(Text excerpt Opens)
An ExampleThe situation of the prodigal son, and our situation in this world, can be likened to a more modern parent-child drama that focuses on an incorrigible teen-ager. He plays hooky, runs with a wild bunch, does drugs, refuses to do chores, stays out all night and in general causes the parent much grief. Finally, as a last resort, the parent casts the child out of the home, hoping by this radical action to get the child's attention and crack the incorrigibility. At this point the child is essentially dead with respect to the parent, and the grief of death is the grief experienced as the parent sadly contemplates the plight of the child. There is one gain for the parent in this all-too-often-repeated story: at last there is tranquillity in the home. There is no more quarreling, no more bitter resentment from an offspring and no more long, sleepless nights of worry, wondering when the child might return. Yet, deep inside, the parent hurts more than ever. What could I have done differently? Where did I go wrong? Why could I not maintain a good relationship with my child? So the parent will grieve, the parent will pray, the parent will yearn – but one thing the parent cannot and must not do is go out into the world and give things to the child to assist him or her to live in the world. To the parent, the child is dead, and the child knows that nothing more can be expected from the parent for so long as the wild life continues. Tough love must prevail.
(Text excerpt Closes)
(Given information Opens)
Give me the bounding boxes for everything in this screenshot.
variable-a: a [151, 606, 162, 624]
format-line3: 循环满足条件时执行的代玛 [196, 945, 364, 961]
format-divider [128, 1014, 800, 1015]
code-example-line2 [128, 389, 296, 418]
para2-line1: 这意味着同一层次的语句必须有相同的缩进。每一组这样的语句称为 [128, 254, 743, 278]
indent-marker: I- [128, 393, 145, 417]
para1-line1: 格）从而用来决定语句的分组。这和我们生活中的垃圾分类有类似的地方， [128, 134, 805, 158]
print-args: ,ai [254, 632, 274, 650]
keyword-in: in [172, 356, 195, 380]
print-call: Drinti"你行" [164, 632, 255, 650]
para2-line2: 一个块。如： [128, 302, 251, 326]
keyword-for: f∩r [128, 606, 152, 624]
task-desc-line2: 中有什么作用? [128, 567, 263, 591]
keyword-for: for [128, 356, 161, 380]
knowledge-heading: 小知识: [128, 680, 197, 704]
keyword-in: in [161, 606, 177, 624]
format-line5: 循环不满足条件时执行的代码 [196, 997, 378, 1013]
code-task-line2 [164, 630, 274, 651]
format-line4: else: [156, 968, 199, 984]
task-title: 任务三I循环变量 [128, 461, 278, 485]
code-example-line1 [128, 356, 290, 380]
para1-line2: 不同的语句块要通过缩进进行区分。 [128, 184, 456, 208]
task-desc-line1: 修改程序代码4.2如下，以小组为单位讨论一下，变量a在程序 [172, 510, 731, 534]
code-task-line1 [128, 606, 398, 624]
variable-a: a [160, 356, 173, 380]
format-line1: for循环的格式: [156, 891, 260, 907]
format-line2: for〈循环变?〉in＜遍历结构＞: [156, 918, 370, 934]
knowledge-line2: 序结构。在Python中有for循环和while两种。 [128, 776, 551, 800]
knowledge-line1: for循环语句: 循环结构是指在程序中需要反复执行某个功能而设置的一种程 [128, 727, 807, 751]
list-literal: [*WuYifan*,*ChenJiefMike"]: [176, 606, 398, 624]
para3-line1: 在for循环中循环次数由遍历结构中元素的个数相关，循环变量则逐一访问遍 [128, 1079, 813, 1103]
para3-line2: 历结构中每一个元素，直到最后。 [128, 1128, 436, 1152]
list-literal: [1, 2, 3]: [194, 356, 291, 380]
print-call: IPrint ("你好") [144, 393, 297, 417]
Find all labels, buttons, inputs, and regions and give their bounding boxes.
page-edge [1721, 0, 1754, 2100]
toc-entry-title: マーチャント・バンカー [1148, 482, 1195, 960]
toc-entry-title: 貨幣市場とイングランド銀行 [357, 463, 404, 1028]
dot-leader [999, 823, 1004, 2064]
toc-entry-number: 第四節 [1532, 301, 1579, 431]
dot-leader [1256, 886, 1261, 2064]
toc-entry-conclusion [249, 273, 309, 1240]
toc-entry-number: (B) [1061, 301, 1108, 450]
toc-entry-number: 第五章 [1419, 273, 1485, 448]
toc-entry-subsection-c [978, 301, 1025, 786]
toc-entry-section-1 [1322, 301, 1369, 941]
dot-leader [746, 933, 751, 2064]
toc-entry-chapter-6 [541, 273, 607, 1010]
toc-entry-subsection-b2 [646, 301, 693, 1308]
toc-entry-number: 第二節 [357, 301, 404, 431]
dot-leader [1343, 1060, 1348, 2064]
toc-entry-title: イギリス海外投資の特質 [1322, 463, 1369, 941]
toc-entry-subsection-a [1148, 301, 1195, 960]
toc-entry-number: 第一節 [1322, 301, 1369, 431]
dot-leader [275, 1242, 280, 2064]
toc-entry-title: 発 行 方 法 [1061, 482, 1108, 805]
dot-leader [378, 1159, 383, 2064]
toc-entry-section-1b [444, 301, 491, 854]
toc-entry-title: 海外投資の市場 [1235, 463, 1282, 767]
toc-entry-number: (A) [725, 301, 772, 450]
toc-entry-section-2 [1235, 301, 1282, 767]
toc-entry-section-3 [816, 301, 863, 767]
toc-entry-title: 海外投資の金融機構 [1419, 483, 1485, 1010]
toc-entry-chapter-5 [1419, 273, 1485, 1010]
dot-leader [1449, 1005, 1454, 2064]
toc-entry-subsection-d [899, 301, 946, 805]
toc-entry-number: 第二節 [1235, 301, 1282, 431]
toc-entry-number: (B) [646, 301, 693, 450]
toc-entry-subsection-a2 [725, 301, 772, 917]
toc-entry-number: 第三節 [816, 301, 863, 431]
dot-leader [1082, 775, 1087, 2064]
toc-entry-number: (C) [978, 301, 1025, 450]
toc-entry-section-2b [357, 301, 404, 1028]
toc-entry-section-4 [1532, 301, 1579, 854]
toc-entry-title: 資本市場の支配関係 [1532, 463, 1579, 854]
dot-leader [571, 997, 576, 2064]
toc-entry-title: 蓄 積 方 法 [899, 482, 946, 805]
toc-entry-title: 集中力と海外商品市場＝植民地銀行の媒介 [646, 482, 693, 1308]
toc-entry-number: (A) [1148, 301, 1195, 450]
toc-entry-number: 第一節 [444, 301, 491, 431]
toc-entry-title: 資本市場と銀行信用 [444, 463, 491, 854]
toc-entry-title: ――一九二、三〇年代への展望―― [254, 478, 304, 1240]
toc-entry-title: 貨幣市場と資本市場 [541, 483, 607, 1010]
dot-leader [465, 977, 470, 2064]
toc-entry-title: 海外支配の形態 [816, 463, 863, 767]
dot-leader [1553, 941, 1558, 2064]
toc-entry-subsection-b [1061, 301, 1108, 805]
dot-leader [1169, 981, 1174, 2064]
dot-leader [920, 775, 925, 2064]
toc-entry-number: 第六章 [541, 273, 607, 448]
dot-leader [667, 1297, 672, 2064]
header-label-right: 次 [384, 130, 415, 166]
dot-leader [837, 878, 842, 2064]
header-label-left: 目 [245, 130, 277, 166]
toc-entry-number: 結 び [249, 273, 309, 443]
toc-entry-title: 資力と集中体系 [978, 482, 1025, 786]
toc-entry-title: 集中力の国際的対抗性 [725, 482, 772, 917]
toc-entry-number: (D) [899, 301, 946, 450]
(Given information Closes)
## What you need to do
Carry on the text about the parent casting out the incorrigible teenager, starting after its last sentence.

## Output
There is only one salvation for this relationship, which comes when the child, like the prodigal son, resolves to take wise action saying, I will arise and go to my parents. Even so, the parent cannot go into the world with aid for the repentant offspring but must wait to see the child coming up the road – hungry, ragged, penitent and sick. Then, at last, the parent can rush out to embrace and care for one who lives again. So, likewise, we are on our own in this world. Our Father cannot and does not intervene, however dire our straits or however much we like to think otherwise.
ConclusionThe Parable of the Prodigal Son wonderfully illustrates both the Great Commandment and the Great Principle, and therefore also the Great Correlate. Yet it so easy to read the parable very carefully and see in it only repentance, forgiveness and reconciliation with no relevance to the either/or choice of this world or the next, of the father on earth or the Father in heaven or any of the many other implications that emanate from it. This testifies to the careful selectivity that the churchmen through the centuries have applied to the words of Jesus. They hear what they like and block out the rest. He said it. It is planted there in the heart of the gospels and it will not go away. You face it now and you will face it at the Judgment. Read it again:He who loves his life loses it, and he who hates his life in this world will keep it for eternal life (John 12:25).